How many lines of the entries below include the word "kind"? Answer with the number alone.
== == ==
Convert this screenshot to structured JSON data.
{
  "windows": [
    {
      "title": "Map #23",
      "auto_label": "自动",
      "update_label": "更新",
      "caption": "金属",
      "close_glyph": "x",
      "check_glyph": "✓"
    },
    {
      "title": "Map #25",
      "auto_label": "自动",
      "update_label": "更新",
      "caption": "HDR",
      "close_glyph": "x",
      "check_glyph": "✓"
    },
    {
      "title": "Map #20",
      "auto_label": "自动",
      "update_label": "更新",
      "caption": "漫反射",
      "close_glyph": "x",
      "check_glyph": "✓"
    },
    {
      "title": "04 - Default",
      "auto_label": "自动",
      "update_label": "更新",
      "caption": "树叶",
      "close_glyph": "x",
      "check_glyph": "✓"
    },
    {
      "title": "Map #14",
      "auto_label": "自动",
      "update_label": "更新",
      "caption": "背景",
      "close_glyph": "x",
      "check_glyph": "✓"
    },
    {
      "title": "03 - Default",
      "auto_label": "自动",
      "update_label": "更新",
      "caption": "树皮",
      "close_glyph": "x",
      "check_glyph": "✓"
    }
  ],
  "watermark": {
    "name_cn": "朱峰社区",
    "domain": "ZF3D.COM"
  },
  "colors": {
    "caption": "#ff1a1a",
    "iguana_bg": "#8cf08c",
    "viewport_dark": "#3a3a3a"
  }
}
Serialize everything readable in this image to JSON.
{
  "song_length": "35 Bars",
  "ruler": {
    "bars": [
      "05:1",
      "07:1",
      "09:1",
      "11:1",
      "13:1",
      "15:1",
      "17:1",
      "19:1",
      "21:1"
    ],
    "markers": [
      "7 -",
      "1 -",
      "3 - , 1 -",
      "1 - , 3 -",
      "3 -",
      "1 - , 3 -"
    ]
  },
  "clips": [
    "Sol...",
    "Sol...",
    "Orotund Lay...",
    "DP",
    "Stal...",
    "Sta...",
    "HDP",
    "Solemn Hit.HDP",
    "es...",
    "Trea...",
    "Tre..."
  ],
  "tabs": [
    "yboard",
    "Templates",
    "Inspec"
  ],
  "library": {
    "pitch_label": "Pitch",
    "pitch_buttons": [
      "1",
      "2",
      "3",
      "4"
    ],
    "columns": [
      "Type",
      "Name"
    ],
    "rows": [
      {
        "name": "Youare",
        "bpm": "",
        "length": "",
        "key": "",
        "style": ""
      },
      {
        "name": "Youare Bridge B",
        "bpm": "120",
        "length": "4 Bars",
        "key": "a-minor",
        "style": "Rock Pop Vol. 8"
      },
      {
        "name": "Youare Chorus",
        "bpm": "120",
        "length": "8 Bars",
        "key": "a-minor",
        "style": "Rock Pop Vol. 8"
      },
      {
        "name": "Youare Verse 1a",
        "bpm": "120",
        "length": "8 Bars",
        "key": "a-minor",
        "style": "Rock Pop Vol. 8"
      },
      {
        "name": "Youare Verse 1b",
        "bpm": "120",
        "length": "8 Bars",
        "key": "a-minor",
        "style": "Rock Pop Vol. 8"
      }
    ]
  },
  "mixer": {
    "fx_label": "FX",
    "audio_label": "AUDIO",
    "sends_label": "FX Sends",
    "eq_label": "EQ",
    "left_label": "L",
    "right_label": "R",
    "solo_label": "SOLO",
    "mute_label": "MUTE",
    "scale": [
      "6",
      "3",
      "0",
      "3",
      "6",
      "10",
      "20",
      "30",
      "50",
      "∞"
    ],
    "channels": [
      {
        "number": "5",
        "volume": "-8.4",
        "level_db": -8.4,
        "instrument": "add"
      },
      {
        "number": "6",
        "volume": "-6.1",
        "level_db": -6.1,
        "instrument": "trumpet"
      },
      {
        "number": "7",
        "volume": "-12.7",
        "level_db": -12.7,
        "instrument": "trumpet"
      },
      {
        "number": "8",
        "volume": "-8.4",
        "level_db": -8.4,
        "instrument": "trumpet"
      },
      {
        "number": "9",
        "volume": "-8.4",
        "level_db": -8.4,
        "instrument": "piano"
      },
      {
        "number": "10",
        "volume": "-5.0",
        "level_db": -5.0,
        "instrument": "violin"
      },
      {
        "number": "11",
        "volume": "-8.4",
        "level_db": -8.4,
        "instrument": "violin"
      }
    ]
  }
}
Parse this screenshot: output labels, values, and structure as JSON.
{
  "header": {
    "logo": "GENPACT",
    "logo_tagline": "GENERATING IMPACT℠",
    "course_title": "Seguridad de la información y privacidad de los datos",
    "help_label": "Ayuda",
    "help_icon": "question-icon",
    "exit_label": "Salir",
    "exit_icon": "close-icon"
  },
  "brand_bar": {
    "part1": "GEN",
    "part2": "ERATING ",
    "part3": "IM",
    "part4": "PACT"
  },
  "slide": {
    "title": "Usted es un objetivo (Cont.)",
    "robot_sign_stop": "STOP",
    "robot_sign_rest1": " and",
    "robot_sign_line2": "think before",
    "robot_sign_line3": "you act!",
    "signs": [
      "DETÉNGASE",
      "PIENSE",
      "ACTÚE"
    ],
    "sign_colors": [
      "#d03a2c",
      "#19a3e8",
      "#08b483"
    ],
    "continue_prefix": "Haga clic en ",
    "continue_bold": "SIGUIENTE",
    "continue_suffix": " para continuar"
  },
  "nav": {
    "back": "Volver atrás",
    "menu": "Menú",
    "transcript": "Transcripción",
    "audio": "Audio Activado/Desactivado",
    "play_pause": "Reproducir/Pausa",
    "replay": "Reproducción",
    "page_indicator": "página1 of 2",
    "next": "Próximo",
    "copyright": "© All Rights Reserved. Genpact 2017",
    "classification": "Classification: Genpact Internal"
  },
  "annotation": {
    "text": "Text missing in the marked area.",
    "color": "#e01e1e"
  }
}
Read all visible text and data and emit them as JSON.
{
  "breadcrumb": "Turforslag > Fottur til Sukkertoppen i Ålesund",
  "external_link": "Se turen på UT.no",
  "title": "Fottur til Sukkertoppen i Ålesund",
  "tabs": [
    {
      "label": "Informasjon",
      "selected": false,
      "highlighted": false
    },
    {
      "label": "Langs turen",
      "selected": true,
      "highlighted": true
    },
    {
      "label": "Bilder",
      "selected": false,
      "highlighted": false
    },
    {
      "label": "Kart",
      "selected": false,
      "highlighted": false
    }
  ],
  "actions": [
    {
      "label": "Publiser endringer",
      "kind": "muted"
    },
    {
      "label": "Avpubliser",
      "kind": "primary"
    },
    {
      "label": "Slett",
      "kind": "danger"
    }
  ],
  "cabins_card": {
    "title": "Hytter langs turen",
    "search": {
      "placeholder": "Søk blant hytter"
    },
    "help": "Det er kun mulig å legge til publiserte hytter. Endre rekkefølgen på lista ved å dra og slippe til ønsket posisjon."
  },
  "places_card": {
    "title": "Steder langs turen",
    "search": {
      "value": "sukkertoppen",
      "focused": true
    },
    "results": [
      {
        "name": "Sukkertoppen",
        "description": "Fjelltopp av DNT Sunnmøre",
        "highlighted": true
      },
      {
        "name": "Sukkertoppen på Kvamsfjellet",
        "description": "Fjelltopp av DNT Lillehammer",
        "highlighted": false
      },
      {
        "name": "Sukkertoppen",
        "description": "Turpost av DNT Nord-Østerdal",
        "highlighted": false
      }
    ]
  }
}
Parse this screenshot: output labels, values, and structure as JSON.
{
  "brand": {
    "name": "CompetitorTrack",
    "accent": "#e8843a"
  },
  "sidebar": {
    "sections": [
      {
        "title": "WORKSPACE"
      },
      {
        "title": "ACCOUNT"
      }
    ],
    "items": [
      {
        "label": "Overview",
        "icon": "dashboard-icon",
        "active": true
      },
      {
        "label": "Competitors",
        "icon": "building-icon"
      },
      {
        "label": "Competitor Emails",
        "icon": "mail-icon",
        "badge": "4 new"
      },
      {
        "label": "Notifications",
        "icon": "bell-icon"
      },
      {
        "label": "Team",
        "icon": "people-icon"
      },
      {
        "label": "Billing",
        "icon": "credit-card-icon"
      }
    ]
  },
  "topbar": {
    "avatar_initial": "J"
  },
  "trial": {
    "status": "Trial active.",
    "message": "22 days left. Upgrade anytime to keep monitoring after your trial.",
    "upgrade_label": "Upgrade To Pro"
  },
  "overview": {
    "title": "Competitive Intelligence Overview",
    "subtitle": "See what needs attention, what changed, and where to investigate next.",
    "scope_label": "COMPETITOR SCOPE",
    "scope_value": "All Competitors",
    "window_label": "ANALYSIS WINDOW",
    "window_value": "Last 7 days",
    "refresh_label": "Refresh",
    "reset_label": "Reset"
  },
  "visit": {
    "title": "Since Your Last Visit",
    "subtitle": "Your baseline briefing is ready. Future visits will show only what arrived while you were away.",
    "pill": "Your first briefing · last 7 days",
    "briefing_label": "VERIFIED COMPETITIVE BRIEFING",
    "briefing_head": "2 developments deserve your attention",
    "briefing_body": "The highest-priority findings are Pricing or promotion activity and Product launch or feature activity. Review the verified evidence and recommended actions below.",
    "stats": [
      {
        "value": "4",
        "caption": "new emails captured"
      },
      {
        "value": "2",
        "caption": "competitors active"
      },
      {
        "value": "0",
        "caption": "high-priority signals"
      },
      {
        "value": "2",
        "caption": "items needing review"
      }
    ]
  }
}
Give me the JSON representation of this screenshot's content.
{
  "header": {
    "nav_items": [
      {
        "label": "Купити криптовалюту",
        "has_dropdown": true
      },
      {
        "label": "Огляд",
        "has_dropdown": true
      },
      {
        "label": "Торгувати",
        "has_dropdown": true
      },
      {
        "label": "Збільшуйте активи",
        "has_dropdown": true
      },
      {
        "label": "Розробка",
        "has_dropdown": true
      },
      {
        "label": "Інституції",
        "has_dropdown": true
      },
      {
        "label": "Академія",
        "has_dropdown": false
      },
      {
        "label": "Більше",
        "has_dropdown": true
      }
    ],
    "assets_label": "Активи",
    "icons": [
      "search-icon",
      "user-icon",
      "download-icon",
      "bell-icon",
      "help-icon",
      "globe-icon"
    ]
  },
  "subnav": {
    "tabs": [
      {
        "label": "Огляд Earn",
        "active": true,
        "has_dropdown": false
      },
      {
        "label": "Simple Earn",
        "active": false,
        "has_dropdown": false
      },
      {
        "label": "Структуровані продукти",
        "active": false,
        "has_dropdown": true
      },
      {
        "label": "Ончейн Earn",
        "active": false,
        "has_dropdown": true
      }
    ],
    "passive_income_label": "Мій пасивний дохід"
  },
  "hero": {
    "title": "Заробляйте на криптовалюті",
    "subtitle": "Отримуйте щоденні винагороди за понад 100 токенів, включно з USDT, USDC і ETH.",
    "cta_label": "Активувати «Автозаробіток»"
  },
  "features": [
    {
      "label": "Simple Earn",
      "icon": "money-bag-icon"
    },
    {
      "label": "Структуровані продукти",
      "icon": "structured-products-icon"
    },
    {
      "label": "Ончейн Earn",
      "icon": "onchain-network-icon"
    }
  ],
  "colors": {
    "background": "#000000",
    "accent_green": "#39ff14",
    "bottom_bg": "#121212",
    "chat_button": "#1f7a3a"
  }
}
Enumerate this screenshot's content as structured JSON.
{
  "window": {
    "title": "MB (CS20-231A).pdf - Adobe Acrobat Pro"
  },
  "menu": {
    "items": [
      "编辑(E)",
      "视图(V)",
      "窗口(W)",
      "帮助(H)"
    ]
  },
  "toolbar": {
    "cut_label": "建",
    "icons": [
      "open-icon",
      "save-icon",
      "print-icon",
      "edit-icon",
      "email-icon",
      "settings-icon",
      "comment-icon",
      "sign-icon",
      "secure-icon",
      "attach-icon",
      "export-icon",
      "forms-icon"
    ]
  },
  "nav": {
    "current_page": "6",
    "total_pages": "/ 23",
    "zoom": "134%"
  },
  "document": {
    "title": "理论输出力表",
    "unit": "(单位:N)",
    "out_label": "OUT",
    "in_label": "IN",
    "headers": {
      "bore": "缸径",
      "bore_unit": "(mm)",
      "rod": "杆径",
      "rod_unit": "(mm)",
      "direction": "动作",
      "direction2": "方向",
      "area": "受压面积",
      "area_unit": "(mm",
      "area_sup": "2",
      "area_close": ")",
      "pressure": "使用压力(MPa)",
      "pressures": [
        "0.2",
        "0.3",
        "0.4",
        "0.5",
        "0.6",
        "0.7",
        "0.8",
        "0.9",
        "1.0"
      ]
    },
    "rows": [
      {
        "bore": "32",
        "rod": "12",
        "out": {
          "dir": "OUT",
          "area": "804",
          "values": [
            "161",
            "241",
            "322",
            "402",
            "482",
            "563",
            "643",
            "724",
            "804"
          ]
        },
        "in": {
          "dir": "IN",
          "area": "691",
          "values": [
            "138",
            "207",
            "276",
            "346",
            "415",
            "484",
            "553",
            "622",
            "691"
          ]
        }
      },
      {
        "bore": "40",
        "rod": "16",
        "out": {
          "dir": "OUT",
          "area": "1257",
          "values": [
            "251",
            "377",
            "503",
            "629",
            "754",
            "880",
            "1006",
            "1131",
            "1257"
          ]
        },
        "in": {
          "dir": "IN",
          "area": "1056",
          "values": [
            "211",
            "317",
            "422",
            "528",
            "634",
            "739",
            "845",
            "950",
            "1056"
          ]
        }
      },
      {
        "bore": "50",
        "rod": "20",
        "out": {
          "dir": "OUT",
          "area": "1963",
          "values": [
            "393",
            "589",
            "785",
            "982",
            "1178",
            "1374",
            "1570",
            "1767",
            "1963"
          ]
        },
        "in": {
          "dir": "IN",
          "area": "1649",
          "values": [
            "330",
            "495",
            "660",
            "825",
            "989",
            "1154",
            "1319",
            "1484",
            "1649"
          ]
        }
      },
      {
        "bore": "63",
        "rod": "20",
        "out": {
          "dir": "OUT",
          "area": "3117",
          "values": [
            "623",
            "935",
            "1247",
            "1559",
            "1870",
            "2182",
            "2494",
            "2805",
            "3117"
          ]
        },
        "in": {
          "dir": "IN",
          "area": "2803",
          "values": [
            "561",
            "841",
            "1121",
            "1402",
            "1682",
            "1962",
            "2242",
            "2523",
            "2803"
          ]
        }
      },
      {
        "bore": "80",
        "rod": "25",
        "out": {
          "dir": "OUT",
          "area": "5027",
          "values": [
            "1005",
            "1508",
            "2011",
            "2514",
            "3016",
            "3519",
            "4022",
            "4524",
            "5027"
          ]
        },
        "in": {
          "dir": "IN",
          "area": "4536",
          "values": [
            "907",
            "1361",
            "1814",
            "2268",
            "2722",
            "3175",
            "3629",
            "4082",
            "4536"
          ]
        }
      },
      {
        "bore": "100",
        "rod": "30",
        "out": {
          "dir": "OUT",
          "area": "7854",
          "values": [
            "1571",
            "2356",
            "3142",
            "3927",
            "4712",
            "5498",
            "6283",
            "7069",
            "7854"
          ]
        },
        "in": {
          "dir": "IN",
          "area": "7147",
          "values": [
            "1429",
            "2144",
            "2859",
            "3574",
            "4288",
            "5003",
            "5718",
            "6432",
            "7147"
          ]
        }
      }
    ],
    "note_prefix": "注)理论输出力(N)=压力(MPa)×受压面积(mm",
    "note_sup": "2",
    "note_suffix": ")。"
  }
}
== == ==
→ **Result**: 3